**PROBLEM**
Copy out each line in the material below that has the word "online".

**DATA TO EXAMINE**
————

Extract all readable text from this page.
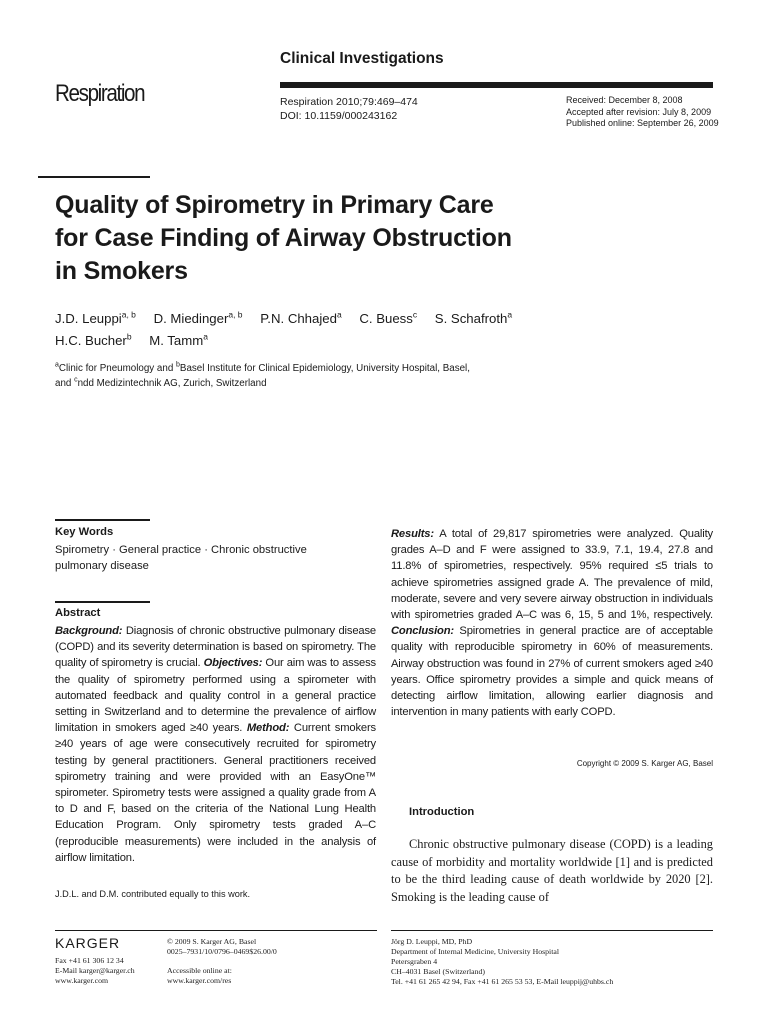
Clinical Investigations
Respiration	Respiration 2010;79:469–474
DOI: 10.1159/000243162
Received: December 8, 2008
Accepted after revision: July 8, 2009
Published online: September 26, 2009
Quality of Spirometry in Primary Care
for Case Finding of Airway Obstruction
in Smokers
J.D. Leuppi$^{a, b}$ D. Miedinger$^{a, b}$ P.N. Chhajed$^a$ C. Buess$^c$ S. Schafroth$^a$
H.C. Bucher$^b$ M. Tamm$^a$
$^a$Clinic for Pneumology and $^b$Basel Institute for Clinical Epidemiology, University Hospital, Basel,
and $^c$ndd Medizintechnik AG, Zurich, Switzerland
Key Words
Spirometry · General practice · Chronic obstructive
pulmonary disease
Abstract
Background: Diagnosis of chronic obstructive pulmonary disease (COPD) and its severity determination is based on spirometry. The quality of spirometry is crucial. Objectives: Our aim was to assess the quality of spirometry performed using a spirometer with automated feedback and quality control in a general practice setting in Switzerland and to determine the prevalence of airflow limitation in smokers aged ≥40 years. Method: Current smokers ≥40 years of age were consecutively recruited for spirometry testing by general practitioners. General practitioners received spirometry training and were provided with an EasyOne™ spirometer. Spirometry tests were assigned a quality grade from A to D and F, based on the criteria of the National Lung Health Education Program. Only spirometry tests graded A–C (reproducible measurements) were included in the analysis of airflow limitation.
Results: A total of 29,817 spirometries were analyzed. Quality grades A–D and F were assigned to 33.9, 7.1, 19.4, 27.8 and 11.8% of spirometries, respectively. 95% required ≤5 trials to achieve spirometries assigned grade A. The prevalence of mild, moderate, severe and very severe airway obstruction in individuals with spirometries graded A–C was 6, 15, 5 and 1%, respectively. Conclusion: Spirometries in general practice are of acceptable quality with reproducible spirometry in 60% of measurements. Airway obstruction was found in 27% of current smokers aged ≥40 years. Office spirometry provides a simple and quick means of detecting airflow limitation, allowing earlier diagnosis and intervention in many patients with early COPD.
Copyright © 2009 S. Karger AG, Basel
Introduction
Chronic obstructive pulmonary disease (COPD) is a leading cause of morbidity and mortality worldwide [1] and is predicted to be the third leading cause of death worldwide by 2020 [2]. Smoking is the leading cause of
J.D.L. and D.M. contributed equally to this work.
KARGER
Fax +41 61 306 12 34
E-Mail karger@karger.ch
www.karger.com
© 2009 S. Karger AG, Basel
0025–7931/10/0796–0469$26.00/0
Accessible online at:
www.karger.com/res
Jörg D. Leuppi, MD, PhD
Department of Internal Medicine, University Hospital
Petersgraben 4
CH–4031 Basel (Switzerland)
Tel. +41 61 265 42 94, Fax +41 61 265 53 53, E-Mail leuppij@uhbs.ch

————

**RESULT**
Published online: September 26, 2009
Accessible online at:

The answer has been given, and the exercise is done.